• Extracted records:
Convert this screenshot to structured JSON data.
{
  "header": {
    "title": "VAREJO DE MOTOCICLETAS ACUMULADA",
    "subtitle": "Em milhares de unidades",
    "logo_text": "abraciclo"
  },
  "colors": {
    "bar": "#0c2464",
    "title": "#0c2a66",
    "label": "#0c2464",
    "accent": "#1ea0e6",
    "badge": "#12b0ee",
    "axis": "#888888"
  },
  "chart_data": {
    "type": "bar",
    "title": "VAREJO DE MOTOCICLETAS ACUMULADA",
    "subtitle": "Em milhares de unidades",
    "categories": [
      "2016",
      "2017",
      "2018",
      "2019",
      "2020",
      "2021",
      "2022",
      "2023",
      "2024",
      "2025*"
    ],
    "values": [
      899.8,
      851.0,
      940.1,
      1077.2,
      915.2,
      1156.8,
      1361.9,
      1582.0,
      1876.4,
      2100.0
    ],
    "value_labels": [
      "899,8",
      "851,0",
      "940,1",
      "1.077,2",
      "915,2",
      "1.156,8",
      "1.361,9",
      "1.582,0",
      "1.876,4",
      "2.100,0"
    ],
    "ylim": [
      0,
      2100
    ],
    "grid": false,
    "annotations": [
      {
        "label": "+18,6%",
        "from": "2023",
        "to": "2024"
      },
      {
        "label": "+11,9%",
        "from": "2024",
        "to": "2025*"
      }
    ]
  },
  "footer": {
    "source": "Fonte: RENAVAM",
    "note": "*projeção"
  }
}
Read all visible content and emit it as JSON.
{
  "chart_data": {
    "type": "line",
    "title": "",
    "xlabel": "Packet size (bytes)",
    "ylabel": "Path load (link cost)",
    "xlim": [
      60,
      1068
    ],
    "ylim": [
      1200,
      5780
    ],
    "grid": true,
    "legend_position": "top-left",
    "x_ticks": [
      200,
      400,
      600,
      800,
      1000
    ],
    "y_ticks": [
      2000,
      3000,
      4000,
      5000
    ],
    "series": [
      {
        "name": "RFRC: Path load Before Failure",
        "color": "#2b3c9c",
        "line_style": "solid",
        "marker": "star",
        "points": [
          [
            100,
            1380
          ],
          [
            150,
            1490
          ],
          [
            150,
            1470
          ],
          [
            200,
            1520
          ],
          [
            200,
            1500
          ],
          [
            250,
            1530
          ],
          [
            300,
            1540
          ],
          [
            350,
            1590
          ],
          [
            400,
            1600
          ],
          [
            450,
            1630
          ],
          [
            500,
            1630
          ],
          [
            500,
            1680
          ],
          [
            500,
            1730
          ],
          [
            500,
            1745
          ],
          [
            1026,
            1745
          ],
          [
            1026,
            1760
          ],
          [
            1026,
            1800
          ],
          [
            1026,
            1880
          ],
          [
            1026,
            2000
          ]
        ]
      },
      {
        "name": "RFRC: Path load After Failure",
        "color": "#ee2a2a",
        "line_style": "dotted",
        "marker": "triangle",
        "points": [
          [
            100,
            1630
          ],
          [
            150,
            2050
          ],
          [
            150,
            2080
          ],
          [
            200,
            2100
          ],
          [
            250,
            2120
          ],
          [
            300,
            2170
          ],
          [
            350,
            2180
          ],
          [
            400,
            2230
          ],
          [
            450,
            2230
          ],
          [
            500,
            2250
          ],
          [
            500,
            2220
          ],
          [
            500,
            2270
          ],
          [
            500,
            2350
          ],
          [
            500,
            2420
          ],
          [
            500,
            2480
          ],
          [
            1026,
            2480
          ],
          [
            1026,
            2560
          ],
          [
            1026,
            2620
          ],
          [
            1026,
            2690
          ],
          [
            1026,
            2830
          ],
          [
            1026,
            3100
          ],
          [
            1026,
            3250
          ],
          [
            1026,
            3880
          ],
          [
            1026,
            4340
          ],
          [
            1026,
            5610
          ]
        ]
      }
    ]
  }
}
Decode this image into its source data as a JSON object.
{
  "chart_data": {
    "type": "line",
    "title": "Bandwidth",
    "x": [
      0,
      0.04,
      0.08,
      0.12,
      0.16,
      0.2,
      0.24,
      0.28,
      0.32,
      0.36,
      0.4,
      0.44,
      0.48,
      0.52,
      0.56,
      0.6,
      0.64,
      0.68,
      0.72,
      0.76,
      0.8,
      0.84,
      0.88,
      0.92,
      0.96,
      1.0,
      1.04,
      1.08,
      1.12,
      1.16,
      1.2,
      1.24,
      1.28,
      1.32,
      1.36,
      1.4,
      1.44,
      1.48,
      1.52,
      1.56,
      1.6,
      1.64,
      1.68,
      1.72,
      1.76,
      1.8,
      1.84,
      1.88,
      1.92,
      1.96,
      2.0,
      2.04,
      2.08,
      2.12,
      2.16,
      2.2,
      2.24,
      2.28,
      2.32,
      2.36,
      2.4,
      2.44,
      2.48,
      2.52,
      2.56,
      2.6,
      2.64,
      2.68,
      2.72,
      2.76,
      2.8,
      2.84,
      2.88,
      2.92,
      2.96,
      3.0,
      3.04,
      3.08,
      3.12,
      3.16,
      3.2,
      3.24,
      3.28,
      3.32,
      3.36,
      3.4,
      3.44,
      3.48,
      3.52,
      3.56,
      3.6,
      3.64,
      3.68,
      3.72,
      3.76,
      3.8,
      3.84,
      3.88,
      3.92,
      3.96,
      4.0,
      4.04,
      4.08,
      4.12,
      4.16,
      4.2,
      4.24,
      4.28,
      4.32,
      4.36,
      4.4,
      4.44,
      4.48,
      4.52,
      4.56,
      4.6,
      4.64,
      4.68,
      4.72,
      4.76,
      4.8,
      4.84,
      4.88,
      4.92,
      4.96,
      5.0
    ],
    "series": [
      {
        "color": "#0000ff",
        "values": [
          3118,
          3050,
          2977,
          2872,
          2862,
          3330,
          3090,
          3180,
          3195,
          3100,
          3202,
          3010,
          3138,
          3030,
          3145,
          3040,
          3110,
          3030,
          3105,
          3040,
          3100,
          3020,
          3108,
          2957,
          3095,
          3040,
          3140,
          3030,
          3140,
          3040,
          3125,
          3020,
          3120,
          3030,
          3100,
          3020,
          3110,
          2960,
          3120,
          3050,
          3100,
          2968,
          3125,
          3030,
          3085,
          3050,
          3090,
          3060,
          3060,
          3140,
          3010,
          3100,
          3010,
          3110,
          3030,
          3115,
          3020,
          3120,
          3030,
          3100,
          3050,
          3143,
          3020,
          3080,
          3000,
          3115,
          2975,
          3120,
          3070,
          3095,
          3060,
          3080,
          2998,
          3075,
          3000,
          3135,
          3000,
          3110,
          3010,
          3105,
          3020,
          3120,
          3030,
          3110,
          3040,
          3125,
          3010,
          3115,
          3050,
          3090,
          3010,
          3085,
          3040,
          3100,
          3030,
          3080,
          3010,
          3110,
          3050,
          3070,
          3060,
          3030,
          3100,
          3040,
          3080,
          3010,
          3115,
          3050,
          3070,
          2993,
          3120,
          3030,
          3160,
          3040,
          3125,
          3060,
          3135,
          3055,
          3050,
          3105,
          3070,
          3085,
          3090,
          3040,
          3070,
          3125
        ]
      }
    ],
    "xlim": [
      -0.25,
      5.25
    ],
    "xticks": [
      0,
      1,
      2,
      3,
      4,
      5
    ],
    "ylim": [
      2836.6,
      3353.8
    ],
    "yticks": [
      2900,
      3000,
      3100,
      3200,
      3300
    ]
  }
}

• Directive: Tally the lines of the records holding the word "load", then give only the resulting number.

• Written solution: 3